## START

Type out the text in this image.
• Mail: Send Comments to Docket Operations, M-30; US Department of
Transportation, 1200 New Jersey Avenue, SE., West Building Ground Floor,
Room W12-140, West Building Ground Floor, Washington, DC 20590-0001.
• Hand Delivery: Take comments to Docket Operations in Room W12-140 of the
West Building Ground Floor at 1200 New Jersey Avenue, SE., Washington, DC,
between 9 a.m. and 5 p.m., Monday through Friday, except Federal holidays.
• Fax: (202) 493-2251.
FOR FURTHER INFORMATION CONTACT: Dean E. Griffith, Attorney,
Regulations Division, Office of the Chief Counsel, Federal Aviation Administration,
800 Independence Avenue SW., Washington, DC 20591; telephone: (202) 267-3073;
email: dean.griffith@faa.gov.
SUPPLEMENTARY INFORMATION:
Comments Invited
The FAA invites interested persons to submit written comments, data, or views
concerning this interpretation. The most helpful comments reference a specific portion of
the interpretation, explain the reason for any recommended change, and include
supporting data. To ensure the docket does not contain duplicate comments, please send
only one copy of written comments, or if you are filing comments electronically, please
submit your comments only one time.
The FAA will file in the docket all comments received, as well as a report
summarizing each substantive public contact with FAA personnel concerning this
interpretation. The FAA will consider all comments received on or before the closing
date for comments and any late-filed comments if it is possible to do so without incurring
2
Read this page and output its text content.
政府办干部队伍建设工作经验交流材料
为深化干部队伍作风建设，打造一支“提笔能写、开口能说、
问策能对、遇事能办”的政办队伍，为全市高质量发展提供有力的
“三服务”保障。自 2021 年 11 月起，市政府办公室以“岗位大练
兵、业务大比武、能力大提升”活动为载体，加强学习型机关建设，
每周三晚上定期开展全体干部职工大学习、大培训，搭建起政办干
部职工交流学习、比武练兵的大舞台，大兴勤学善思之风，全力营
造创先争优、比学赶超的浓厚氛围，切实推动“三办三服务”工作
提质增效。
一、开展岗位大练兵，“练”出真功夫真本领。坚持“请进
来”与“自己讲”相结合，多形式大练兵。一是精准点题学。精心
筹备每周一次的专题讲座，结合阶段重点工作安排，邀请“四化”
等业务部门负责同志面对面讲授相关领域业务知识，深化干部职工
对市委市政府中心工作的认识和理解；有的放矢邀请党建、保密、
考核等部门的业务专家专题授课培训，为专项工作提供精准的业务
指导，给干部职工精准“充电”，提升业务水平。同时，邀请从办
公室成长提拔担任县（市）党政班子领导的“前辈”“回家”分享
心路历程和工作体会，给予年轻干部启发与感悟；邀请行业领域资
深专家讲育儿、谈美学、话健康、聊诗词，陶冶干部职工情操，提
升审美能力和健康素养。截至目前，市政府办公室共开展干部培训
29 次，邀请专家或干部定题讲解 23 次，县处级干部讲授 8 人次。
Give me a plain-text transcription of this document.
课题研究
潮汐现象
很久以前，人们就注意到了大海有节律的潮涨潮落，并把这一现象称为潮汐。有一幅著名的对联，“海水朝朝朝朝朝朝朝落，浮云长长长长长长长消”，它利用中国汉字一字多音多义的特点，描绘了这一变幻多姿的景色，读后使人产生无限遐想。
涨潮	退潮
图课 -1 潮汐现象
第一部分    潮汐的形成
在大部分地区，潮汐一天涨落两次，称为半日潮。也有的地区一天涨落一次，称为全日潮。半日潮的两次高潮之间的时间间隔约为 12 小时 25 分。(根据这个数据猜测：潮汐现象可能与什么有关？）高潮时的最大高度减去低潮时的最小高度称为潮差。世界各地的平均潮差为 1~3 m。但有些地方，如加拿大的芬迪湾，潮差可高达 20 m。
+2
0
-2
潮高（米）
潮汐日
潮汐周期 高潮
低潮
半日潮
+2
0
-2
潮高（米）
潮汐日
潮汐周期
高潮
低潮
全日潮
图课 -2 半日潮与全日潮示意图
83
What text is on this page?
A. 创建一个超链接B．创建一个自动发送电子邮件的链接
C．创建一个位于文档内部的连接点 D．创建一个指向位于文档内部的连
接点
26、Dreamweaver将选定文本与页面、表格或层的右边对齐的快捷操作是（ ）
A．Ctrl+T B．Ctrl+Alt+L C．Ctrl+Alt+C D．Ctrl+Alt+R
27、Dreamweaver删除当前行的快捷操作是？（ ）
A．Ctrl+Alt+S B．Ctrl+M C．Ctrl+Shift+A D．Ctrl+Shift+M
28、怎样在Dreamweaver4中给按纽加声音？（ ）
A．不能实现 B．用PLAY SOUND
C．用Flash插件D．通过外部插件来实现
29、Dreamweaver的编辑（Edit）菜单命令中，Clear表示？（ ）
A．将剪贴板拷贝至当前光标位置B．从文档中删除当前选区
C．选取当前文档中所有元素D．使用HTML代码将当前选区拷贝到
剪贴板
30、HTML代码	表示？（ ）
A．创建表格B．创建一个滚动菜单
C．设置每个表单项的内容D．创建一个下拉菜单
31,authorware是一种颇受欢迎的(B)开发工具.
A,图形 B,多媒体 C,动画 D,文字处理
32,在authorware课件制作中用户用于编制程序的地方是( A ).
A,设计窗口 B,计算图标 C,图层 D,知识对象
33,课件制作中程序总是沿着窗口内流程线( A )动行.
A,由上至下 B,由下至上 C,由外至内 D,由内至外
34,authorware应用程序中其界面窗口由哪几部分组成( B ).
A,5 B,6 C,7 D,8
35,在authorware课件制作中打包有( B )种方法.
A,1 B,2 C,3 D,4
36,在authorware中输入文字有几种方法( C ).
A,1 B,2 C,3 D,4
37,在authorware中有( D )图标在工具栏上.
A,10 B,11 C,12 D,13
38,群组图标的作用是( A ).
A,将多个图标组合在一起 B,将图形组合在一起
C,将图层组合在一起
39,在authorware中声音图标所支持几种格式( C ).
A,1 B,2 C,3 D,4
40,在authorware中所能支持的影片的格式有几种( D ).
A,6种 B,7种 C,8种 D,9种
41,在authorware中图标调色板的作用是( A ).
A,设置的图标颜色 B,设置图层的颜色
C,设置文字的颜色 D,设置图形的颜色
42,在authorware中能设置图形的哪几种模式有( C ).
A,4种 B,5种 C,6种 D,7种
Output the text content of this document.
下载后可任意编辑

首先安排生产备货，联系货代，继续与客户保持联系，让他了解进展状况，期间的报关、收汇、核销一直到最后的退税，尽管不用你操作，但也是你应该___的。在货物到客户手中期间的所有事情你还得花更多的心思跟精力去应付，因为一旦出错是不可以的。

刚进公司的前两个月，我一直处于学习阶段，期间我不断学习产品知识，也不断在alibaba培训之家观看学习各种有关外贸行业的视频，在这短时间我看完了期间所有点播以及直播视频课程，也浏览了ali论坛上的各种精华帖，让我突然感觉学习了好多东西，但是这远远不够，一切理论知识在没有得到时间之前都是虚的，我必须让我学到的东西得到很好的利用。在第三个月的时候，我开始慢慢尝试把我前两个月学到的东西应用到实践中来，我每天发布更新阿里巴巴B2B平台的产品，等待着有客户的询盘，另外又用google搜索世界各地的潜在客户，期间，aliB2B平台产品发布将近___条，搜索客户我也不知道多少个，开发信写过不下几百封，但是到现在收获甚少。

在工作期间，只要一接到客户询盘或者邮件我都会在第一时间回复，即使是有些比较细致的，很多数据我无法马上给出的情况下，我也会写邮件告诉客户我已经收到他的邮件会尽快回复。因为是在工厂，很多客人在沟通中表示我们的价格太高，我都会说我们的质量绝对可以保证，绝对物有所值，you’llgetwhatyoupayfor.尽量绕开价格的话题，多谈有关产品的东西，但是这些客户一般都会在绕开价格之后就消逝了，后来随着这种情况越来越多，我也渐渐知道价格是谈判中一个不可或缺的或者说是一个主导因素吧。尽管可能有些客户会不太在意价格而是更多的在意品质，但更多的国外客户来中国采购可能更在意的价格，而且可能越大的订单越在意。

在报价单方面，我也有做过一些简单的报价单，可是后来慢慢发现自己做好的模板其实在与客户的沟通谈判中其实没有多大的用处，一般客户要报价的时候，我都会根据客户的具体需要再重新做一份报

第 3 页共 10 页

## END

Instructions for the task:
Return only those lines of the records that contain the string "will".

Solution for this problem:
The FAA will file in the docket all comments received, as well as a report
interpretation. The FAA will consider all comments received on or before the closing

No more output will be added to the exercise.